作業要求: 請根據閱讀材料,寫出「洗肺」的全稱。

閱讀材料:
--*--

家住杭州的劉寧至今心有餘悸,慶倖自己5歲的女兒沒有錯過關鍵的治療窗口期。
11月底,劉寧女兒放學後開始低燒。因其精神狀態尚好,她給女兒服用了退燒藥後,便在家密切觀察。可三日後,孩子的體溫突然飆升至40℃,還伴有嚴重的咳嗽,整個人都「蔫」了。劉寧立馬帶孩子來到家附近的一家三甲醫院。在她印象裏,這家醫院2023年4月才剛剛開業,人少,環境整潔,醫療設備齊全,「就是沒有特別好的大夫。」
驗血、測抗原、照胸片,一系列檢查後,兒科醫生告訴她,女兒右肺已經「白了」。據醫生介紹,肺炎支原體早期侵入人體會表現出支原體感染,但由於一些人身體的抵抗力較強,或是支原體病毒在人體內的數量比較少,還不會出現肺炎的症狀。而一旦免疫力下降,支原體便會在體內大量繁殖,並不斷地破壞正常的肺部組織細胞,進而發展為肺炎。
該院可以提供輸液和霧化治療,但醫生還是建議他們趕緊帶孩子前往專科醫院「洗肺」。「洗肺」的全稱是支氣管肺泡灌洗術,是一項通過支氣管鏡進行的微創內窺鏡技術。支氣管鏡可以直觀地看到肺部炎症及氣道結構破壞的程度和範圍,而且能參與肺泡灌洗治療。肺泡灌洗可以促進炎症和免疫反應產物的排出,達到治療的目的。

--*--

[文件理解資料]
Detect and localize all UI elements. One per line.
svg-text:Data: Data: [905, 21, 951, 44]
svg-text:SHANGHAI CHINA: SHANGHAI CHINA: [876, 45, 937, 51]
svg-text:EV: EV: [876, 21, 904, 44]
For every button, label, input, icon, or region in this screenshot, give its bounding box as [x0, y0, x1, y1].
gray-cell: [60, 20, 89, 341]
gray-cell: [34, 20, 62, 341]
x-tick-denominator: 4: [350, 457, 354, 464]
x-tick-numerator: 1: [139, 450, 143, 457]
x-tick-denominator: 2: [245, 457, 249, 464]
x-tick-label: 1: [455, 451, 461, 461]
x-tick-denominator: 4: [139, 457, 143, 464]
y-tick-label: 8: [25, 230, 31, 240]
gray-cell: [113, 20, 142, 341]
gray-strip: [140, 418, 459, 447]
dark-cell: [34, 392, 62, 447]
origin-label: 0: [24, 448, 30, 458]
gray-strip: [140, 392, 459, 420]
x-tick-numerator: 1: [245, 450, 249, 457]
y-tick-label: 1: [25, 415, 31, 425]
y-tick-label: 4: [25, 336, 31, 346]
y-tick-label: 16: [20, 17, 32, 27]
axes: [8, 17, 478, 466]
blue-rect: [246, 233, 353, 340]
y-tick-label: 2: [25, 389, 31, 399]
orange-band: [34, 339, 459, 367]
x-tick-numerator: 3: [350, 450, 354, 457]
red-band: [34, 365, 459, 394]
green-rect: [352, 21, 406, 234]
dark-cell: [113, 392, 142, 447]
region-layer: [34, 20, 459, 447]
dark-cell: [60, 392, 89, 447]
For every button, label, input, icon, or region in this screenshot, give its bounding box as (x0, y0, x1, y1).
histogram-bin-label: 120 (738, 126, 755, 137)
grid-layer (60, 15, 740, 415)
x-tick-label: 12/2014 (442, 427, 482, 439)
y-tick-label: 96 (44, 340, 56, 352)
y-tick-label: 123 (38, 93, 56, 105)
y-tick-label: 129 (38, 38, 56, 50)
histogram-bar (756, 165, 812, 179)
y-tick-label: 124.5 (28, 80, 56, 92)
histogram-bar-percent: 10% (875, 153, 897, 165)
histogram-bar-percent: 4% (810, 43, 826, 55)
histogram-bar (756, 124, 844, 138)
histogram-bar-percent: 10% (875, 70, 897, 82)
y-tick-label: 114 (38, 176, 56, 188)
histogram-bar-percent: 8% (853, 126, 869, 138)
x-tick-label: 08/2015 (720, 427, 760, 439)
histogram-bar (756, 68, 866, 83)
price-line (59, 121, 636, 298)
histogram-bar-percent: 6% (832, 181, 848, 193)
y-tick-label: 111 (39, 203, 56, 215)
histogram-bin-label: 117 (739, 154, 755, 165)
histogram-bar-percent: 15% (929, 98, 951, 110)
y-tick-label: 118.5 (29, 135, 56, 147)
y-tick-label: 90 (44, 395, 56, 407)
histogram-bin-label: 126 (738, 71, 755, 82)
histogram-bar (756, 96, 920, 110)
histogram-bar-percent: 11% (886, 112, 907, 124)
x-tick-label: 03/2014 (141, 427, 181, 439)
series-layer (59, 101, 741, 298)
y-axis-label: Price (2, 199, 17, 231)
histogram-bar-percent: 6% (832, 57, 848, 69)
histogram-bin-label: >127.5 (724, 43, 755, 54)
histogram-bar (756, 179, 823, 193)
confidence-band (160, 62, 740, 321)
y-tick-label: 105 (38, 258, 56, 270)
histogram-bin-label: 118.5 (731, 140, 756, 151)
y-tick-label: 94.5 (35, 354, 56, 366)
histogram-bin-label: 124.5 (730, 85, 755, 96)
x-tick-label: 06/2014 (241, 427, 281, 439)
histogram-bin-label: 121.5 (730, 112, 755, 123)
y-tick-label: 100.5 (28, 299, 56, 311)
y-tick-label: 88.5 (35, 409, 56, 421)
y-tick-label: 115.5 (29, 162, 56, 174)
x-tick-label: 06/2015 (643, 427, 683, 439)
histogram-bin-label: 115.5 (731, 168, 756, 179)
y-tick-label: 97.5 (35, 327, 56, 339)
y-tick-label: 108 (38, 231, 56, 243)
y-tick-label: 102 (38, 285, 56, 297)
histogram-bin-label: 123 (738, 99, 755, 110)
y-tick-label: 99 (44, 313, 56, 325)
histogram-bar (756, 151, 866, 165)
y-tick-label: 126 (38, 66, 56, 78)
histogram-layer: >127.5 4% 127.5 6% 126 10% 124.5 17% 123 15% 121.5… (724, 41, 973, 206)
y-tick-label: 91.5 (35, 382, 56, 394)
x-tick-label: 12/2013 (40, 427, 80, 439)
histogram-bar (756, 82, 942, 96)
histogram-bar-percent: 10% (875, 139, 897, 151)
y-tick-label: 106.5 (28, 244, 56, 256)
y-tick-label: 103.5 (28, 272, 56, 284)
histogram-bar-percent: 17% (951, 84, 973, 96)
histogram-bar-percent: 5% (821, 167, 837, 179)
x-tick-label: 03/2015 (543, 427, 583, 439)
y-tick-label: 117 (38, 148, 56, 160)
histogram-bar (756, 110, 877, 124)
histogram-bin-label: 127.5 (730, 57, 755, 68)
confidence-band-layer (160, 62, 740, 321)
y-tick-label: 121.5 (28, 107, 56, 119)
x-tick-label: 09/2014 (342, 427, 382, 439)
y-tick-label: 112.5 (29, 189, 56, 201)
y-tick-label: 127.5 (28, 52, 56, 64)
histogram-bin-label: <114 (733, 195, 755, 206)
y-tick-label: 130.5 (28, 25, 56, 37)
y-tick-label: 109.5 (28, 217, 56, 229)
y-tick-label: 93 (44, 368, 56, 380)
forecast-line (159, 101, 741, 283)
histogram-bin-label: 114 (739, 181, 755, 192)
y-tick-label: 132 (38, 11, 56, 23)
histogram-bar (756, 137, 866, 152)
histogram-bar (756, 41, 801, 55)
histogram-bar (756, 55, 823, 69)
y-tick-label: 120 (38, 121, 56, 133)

--*--

答案: 支氣管肺泡灌洗術。